→ **Assignment**
Copy, from the entries below, each line where the word "text" can be found.

→ **Supplied data**
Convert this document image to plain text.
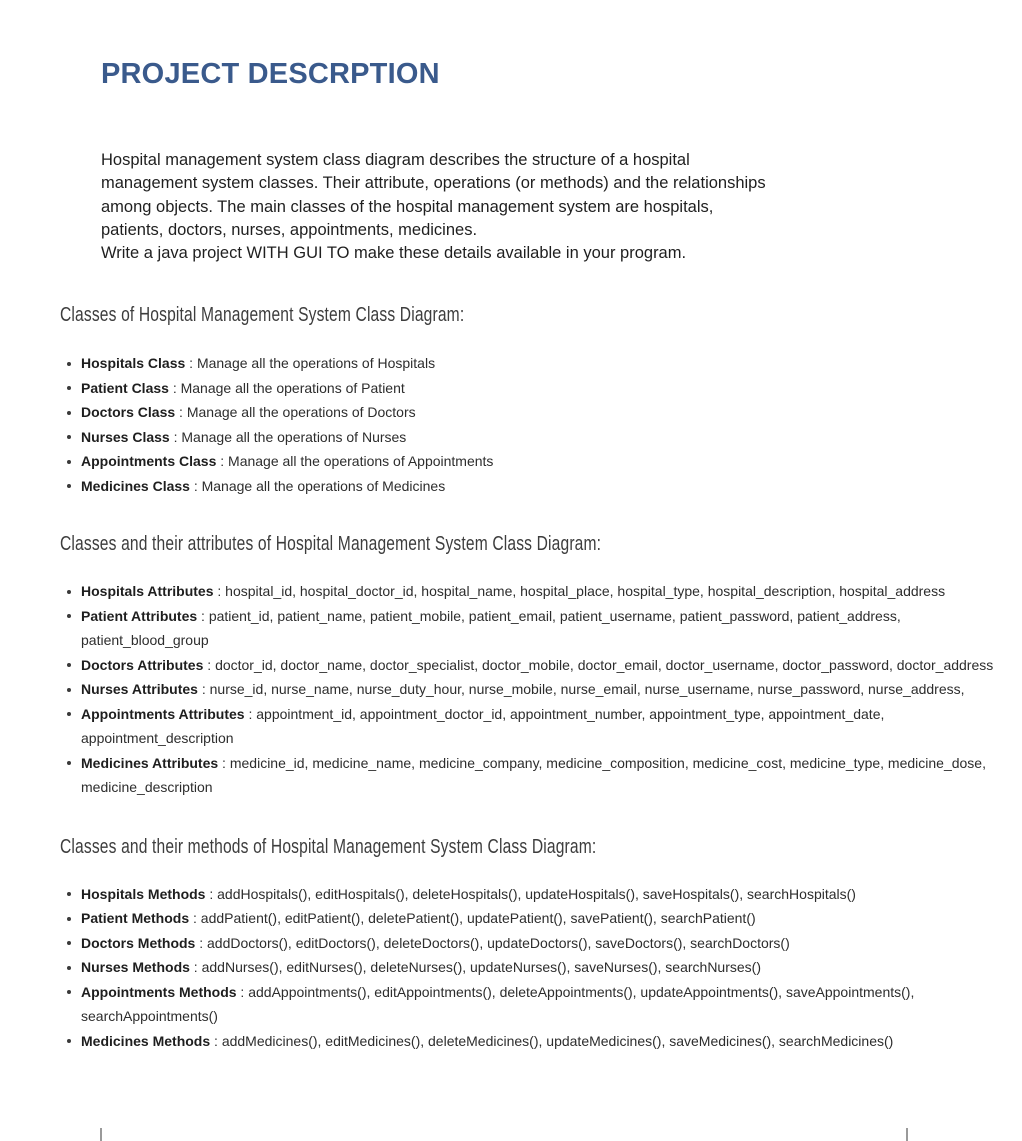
PROJECT DESCRPTION
Hospital management system class diagram describes the structure of a hospital
management system classes. Their attribute, operations (or methods) and the relationships
among objects. The main classes of the hospital management system are hospitals,
patients, doctors, nurses, appointments, medicines.
Write a java project WITH GUI TO make these details available in your program.
Classes of Hospital Management System Class Diagram:
Hospitals Class : Manage all the operations of Hospitals
Patient Class : Manage all the operations of Patient
Doctors Class : Manage all the operations of Doctors
Nurses Class : Manage all the operations of Nurses
Appointments Class : Manage all the operations of Appointments
Medicines Class : Manage all the operations of Medicines
Classes and their attributes of Hospital Management System Class Diagram:
Hospitals Attributes : hospital_id, hospital_doctor_id, hospital_name, hospital_place, hospital_type, hospital_description, hospital_address
Patient Attributes : patient_id, patient_name, patient_mobile, patient_email, patient_username, patient_password, patient_address, patient_blood_group
Doctors Attributes : doctor_id, doctor_name, doctor_specialist, doctor_mobile, doctor_email, doctor_username, doctor_password, doctor_address
Nurses Attributes : nurse_id, nurse_name, nurse_duty_hour, nurse_mobile, nurse_email, nurse_username, nurse_password, nurse_address,
Appointments Attributes : appointment_id, appointment_doctor_id, appointment_number, appointment_type, appointment_date, appointment_description
Medicines Attributes : medicine_id, medicine_name, medicine_company, medicine_composition, medicine_cost, medicine_type, medicine_dose, medicine_description
Classes and their methods of Hospital Management System Class Diagram:
Hospitals Methods : addHospitals(), editHospitals(), deleteHospitals(), updateHospitals(), saveHospitals(), searchHospitals()
Patient Methods : addPatient(), editPatient(), deletePatient(), updatePatient(), savePatient(), searchPatient()
Doctors Methods : addDoctors(), editDoctors(), deleteDoctors(), updateDoctors(), saveDoctors(), searchDoctors()
Nurses Methods : addNurses(), editNurses(), deleteNurses(), updateNurses(), saveNurses(), searchNurses()
Appointments Methods : addAppointments(), editAppointments(), deleteAppointments(), updateAppointments(), saveAppointments(), searchAppointments()
Medicines Methods : addMedicines(), editMedicines(), deleteMedicines(), updateMedicines(), saveMedicines(), searchMedicines()
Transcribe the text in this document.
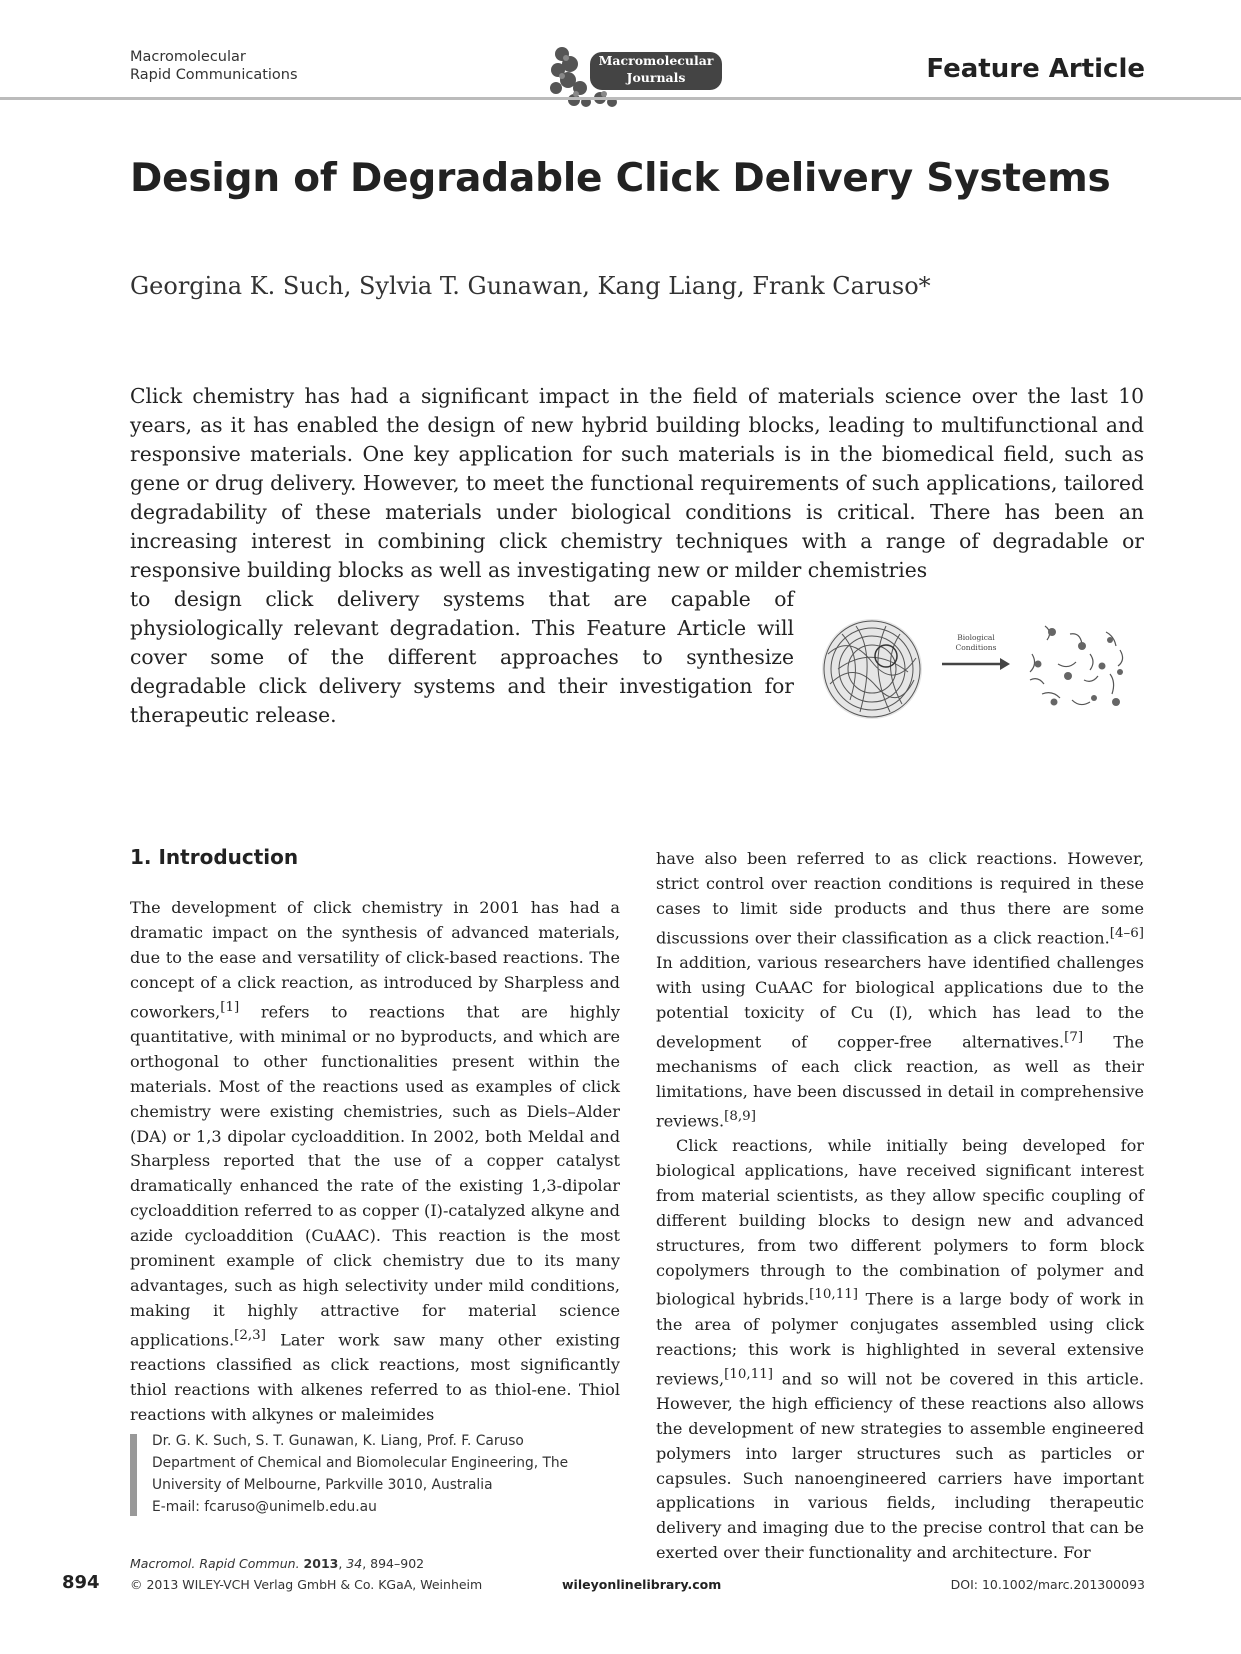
Macromolecular
Rapid Communications
Macromolecular
Journals	Feature Article
Design of Degradable Click Delivery Systems
Georgina K. Such, Sylvia T. Gunawan, Kang Liang, Frank Caruso*
Click chemistry has had a significant impact in the field of materials science over the last 10 years, as it has enabled the design of new hybrid building blocks, leading to multifunctional and responsive materials. One key application for such materials is in the biomedical field, such as gene or drug delivery. However, to meet the functional requirements of such applications, tailored degradability of these materials under biological conditions is critical. There has been an increasing interest in combining click chemistry techniques with a range of degradable or responsive building blocks as well as investigating new or milder chemistries
to design click delivery systems that are capable of physiologically relevant degradation. This Feature Article will cover some of the different approaches to synthesize degradable click delivery systems and their investigation for therapeutic release.
Biological
Conditions
1. Introduction

The development of click chemistry in 2001 has had a dramatic impact on the synthesis of advanced materials, due to the ease and versatility of click-based reactions. The concept of a click reaction, as introduced by Sharpless and coworkers,[1] refers to reactions that are highly quantitative, with minimal or no byproducts, and which are orthogonal to other functionalities present within the materials. Most of the reactions used as examples of click chemistry were existing chemistries, such as Diels–Alder (DA) or 1,3 dipolar cycloaddition. In 2002, both Meldal and Sharpless reported that the use of a copper catalyst dramatically enhanced the rate of the existing 1,3-dipolar cycloaddition referred to as copper (I)-catalyzed alkyne and azide cycloaddition (CuAAC). This reaction is the most prominent example of click chemistry due to its many advantages, such as high selectivity under mild conditions, making it highly attractive for material science applications.[2,3] Later work saw many other existing reactions classified as click reactions, most significantly thiol reactions with alkenes referred to as thiol-ene. Thiol reactions with alkynes or maleimides

have also been referred to as click reactions. However, strict control over reaction conditions is required in these cases to limit side products and thus there are some discussions over their classification as a click reaction.[4–6] In addition, various researchers have identified challenges with using CuAAC for biological applications due to the potential toxicity of Cu (I), which has lead to the development of copper-free alternatives.[7] The mechanisms of each click reaction, as well as their limitations, have been discussed in detail in comprehensive reviews.[8,9]

Click reactions, while initially being developed for biological applications, have received significant interest from material scientists, as they allow specific coupling of different building blocks to design new and advanced structures, from two different polymers to form block copolymers through to the combination of polymer and biological hybrids.[10,11] There is a large body of work in the area of polymer conjugates assembled using click reactions; this work is highlighted in several extensive reviews,[10,11] and so will not be covered in this article. However, the high efficiency of these reactions also allows the development of new strategies to assemble engineered polymers into larger structures such as particles or capsules. Such nanoengineered carriers have important applications in various fields, including therapeutic delivery and imaging due to the precise control that can be exerted over their functionality and architecture. For

Dr. G. K. Such, S. T. Gunawan, K. Liang, Prof. F. Caruso
Department of Chemical and Biomolecular Engineering, The
University of Melbourne, Parkville 3010, Australia
E-mail: fcaruso@unimelb.edu.au
894
Macromol. Rapid Commun. 2013, 34, 894–902
© 2013 WILEY-VCH Verlag GmbH & Co. KGaA, Weinheim	wileyonlinelibrary.com	DOI: 10.1002/marc.201300093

→ **Exercise result**
Convert this document image to plain text.
Transcribe the text in this document.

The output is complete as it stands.